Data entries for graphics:

_____

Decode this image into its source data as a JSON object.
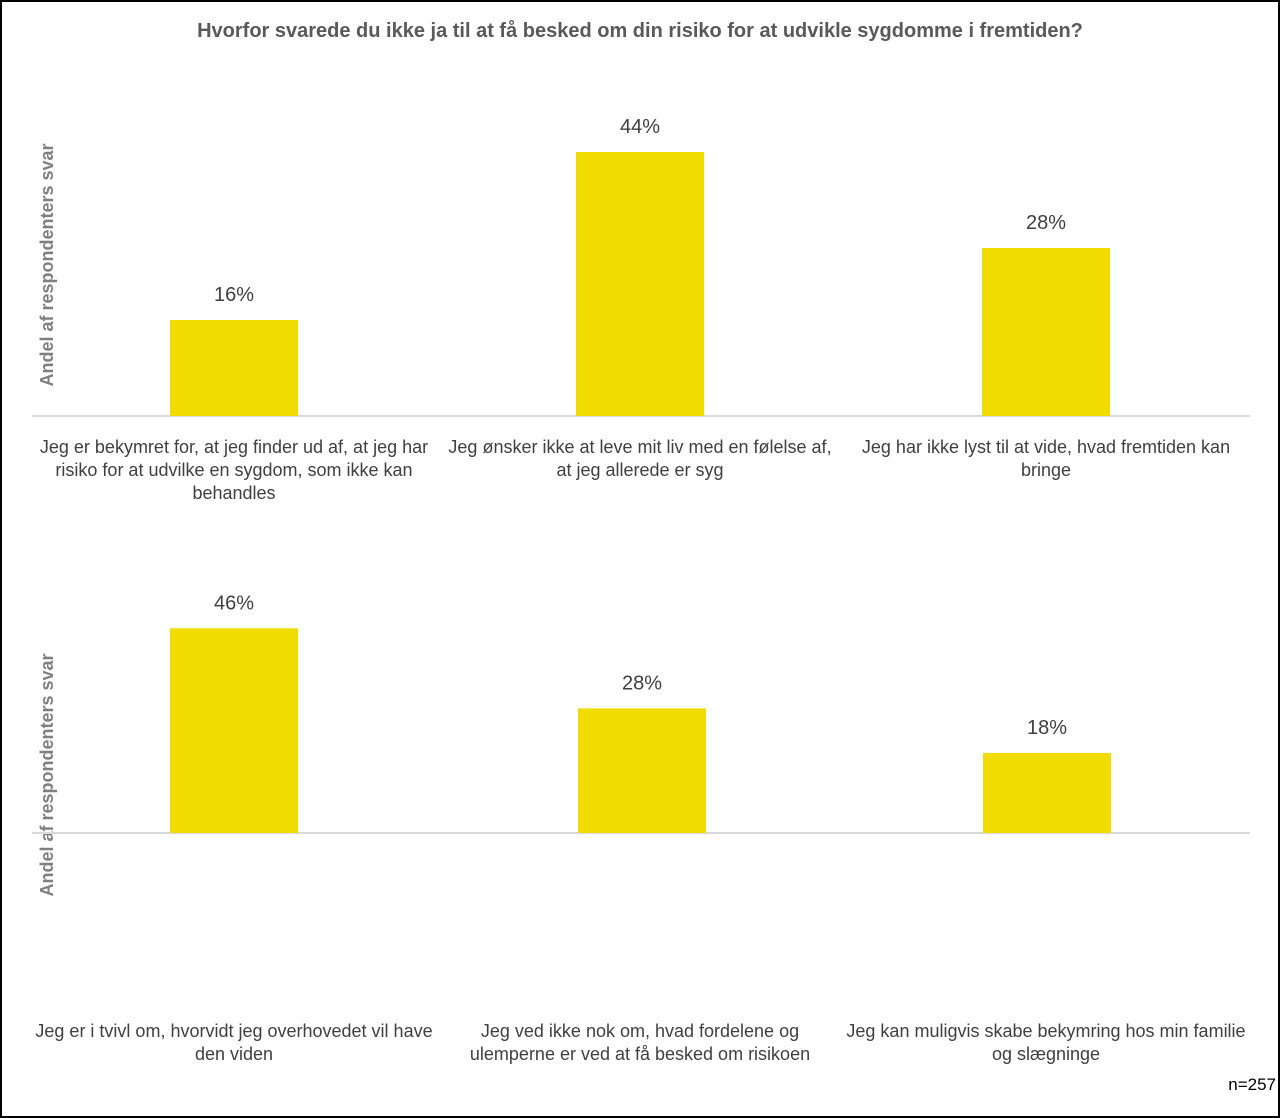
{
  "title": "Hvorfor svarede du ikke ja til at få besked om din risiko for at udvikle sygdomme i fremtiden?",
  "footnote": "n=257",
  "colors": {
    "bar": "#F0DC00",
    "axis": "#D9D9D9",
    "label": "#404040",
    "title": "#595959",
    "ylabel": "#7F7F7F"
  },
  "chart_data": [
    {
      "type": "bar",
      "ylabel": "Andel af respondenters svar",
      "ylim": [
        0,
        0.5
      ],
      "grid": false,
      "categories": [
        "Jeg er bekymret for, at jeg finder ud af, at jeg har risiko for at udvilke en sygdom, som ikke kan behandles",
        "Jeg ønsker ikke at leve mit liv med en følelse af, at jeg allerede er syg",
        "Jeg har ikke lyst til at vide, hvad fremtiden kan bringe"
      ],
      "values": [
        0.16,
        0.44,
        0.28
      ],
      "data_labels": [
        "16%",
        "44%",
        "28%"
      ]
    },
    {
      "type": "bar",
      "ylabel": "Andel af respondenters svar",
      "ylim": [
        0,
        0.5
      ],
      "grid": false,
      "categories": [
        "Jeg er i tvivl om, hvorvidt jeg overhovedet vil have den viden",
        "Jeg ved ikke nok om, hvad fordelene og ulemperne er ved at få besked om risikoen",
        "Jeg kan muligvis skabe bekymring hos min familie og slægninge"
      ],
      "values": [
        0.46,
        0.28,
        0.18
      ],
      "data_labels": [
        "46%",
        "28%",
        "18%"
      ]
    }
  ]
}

_____

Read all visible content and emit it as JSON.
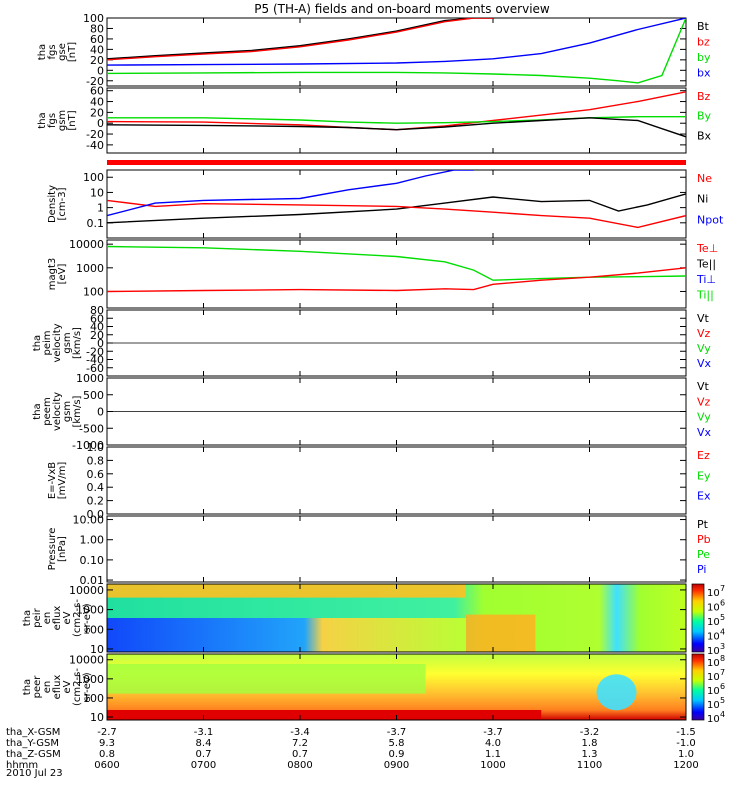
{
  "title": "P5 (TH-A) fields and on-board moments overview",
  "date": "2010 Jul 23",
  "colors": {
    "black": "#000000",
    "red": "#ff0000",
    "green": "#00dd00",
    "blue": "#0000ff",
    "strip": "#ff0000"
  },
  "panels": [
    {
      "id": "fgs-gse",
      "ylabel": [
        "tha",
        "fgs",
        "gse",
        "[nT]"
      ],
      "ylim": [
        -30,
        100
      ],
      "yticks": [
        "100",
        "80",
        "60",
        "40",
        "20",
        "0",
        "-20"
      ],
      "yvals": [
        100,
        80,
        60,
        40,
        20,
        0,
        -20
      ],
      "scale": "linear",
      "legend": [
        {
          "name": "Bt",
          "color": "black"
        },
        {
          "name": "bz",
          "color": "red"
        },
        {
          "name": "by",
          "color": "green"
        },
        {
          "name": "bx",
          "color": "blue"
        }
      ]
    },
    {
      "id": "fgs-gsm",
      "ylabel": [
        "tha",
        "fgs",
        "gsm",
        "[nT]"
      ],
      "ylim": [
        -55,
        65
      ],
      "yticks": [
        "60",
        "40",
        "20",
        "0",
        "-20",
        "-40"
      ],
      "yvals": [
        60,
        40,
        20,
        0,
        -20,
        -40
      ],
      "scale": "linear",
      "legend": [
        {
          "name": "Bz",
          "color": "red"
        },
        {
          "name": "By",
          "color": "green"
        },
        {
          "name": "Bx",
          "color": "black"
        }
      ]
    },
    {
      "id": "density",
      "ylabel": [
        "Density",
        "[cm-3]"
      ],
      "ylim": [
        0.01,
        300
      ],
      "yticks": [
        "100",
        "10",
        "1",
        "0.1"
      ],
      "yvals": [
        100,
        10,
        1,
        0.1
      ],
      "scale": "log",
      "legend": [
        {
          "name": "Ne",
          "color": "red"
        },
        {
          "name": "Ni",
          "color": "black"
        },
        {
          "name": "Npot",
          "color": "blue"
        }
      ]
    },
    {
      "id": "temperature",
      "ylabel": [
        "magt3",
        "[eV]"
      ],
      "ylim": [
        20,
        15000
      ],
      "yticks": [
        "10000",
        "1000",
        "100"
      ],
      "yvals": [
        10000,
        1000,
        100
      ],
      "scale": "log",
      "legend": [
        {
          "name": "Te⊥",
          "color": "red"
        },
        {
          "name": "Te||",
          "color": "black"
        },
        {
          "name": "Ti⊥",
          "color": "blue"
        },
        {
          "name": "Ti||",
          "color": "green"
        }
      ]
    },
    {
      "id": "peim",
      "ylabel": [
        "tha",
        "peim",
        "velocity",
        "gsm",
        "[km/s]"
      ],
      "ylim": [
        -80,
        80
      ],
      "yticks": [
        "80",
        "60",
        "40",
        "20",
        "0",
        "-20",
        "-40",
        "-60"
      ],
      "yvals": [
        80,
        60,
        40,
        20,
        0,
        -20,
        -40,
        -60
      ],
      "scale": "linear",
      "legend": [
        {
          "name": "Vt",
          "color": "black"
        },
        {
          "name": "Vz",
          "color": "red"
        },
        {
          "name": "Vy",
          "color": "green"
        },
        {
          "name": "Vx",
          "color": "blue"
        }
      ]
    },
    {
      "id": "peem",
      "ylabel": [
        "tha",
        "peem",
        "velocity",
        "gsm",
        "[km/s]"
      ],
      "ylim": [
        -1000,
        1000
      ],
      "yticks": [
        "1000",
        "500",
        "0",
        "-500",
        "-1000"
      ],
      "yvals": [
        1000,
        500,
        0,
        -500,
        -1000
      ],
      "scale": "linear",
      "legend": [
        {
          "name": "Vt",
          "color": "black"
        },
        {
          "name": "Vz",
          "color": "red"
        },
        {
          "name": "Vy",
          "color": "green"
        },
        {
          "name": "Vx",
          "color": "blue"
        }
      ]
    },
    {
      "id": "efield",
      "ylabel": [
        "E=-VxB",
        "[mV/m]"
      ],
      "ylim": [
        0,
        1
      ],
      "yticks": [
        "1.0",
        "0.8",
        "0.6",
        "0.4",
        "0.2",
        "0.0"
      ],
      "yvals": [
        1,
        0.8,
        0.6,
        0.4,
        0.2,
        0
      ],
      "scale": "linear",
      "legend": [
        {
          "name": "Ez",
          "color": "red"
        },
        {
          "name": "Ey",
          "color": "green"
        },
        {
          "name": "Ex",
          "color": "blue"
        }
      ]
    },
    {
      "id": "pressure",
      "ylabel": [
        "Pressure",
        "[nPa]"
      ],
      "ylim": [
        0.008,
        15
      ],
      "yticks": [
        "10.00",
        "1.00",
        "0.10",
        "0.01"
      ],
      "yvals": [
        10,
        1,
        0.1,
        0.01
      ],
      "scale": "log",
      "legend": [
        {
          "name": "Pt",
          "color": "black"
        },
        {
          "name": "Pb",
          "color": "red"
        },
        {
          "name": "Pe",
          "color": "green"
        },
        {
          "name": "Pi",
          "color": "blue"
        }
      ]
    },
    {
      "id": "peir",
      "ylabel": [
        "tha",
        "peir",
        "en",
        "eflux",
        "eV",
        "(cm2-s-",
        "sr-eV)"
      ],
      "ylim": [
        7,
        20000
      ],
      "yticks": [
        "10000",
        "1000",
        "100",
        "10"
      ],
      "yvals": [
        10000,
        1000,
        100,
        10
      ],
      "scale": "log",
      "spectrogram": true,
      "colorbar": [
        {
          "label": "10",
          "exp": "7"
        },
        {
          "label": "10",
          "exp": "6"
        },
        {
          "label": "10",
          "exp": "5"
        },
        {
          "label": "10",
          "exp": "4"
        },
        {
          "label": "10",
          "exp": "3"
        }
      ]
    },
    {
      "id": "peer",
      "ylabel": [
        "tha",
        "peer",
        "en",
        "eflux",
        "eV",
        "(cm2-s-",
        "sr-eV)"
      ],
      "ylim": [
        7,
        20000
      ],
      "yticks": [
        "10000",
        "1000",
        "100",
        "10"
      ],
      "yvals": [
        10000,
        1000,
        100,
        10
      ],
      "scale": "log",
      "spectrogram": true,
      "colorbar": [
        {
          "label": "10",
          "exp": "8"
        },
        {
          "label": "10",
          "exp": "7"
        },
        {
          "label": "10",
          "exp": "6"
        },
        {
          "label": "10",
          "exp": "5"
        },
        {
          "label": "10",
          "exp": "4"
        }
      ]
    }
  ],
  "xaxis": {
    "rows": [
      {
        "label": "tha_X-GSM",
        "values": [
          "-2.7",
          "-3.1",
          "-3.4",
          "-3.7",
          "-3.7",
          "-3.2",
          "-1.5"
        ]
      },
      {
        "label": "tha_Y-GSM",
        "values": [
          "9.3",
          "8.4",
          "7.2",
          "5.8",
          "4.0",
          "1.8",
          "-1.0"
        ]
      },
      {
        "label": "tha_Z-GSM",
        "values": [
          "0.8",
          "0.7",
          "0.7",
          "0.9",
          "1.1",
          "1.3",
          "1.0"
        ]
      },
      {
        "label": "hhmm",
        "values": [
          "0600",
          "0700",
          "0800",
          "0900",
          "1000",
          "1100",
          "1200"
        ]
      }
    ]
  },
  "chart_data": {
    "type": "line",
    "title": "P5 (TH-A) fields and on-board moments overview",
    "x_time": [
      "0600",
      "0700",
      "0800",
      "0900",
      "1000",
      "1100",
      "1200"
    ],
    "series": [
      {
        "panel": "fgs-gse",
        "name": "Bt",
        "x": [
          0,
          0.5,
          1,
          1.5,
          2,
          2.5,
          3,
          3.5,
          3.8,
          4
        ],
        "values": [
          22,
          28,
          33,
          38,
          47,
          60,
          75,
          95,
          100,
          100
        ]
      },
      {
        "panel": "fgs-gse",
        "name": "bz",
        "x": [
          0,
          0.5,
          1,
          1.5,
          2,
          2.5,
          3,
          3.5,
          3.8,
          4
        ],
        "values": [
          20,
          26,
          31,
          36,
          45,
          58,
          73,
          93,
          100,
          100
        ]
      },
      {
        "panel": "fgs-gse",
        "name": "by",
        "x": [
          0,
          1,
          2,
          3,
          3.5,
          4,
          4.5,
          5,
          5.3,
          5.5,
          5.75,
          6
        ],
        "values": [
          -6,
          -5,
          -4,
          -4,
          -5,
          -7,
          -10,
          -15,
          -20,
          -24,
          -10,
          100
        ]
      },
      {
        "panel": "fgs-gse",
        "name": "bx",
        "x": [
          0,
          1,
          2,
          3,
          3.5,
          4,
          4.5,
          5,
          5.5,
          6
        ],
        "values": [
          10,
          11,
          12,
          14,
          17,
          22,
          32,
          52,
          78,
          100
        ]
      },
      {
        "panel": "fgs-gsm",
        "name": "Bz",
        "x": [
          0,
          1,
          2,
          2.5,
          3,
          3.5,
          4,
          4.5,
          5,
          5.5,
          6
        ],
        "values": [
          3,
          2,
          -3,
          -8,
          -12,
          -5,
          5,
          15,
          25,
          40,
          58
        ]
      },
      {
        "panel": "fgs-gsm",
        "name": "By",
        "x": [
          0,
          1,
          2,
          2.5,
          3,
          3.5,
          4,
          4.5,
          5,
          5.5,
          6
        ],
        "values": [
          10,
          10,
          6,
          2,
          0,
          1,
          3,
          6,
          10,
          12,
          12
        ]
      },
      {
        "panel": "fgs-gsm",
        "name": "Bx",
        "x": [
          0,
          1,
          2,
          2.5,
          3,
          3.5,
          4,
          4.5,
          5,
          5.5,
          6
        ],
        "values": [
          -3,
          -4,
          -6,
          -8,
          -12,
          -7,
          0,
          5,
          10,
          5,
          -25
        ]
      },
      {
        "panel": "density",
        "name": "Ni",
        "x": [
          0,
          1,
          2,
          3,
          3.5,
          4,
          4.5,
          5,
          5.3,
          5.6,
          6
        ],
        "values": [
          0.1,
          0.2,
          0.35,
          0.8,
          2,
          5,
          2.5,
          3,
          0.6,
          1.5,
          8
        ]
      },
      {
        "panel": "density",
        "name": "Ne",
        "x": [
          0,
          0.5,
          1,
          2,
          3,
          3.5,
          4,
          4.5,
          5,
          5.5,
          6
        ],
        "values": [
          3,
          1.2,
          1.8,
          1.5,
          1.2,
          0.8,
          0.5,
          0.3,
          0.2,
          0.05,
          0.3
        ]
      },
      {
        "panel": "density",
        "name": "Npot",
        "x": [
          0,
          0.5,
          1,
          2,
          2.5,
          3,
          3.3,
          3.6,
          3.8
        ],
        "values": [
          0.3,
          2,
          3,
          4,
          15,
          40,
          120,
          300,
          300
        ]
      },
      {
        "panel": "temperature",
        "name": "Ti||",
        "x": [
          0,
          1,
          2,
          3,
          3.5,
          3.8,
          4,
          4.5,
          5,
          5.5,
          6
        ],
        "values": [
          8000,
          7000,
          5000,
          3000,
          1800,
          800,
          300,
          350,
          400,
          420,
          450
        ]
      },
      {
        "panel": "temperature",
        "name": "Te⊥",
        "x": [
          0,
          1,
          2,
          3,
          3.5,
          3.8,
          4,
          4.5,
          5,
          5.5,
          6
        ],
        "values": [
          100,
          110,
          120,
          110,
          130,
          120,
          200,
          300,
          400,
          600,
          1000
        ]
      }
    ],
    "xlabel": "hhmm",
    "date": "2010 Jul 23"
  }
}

_____

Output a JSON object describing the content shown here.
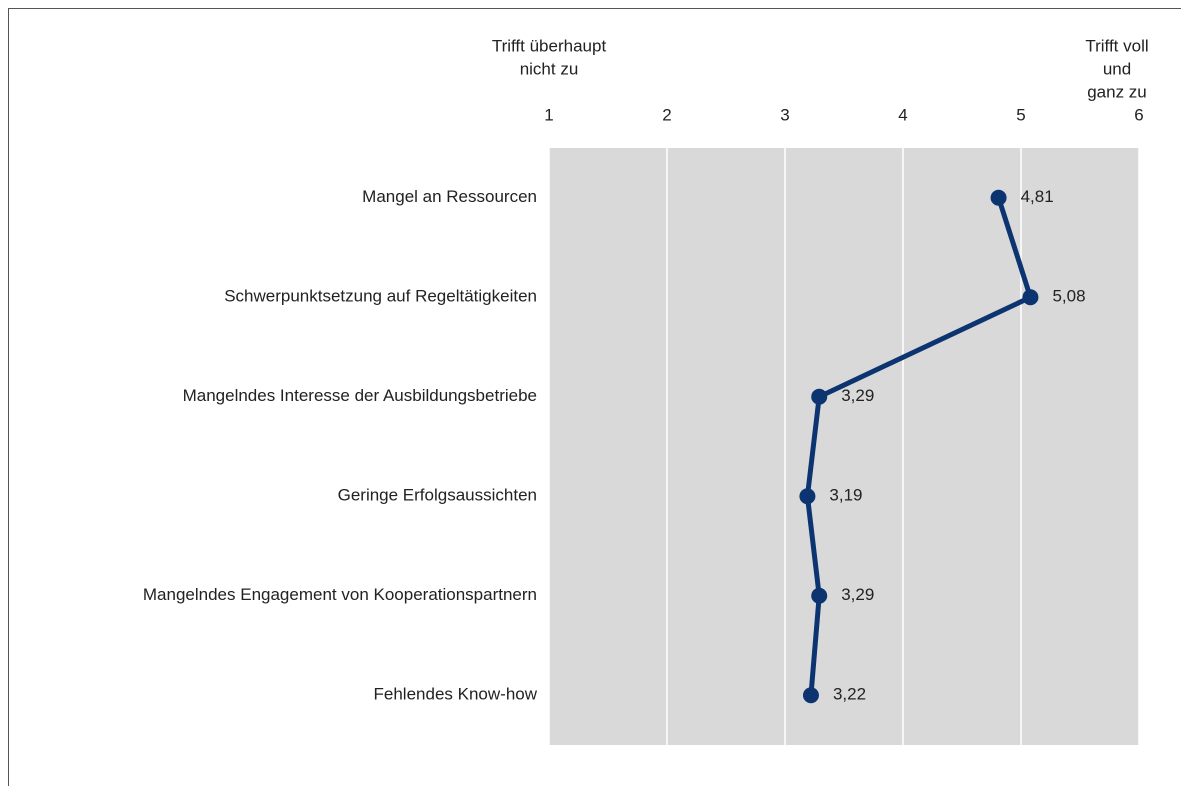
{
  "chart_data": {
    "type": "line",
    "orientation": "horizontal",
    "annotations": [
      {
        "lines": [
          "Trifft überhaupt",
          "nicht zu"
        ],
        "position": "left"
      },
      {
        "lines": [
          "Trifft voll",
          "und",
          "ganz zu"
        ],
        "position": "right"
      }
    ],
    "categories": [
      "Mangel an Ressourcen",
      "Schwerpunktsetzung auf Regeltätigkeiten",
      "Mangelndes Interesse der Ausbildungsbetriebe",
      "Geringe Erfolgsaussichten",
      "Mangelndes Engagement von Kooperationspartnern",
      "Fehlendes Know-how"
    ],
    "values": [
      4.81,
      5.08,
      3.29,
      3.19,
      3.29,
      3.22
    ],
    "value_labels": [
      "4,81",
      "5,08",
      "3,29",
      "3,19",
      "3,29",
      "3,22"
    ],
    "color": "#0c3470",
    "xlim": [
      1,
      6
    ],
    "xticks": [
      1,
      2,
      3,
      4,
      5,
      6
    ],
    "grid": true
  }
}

_____

Written exercise: Select from the material above each line in which the string "JSON" appears, and list those lines.

Complete response:
Decode this image into its source data as a JSON object.
Read all visible content and emit it as JSON.
Output a JSON object describing the content shown here.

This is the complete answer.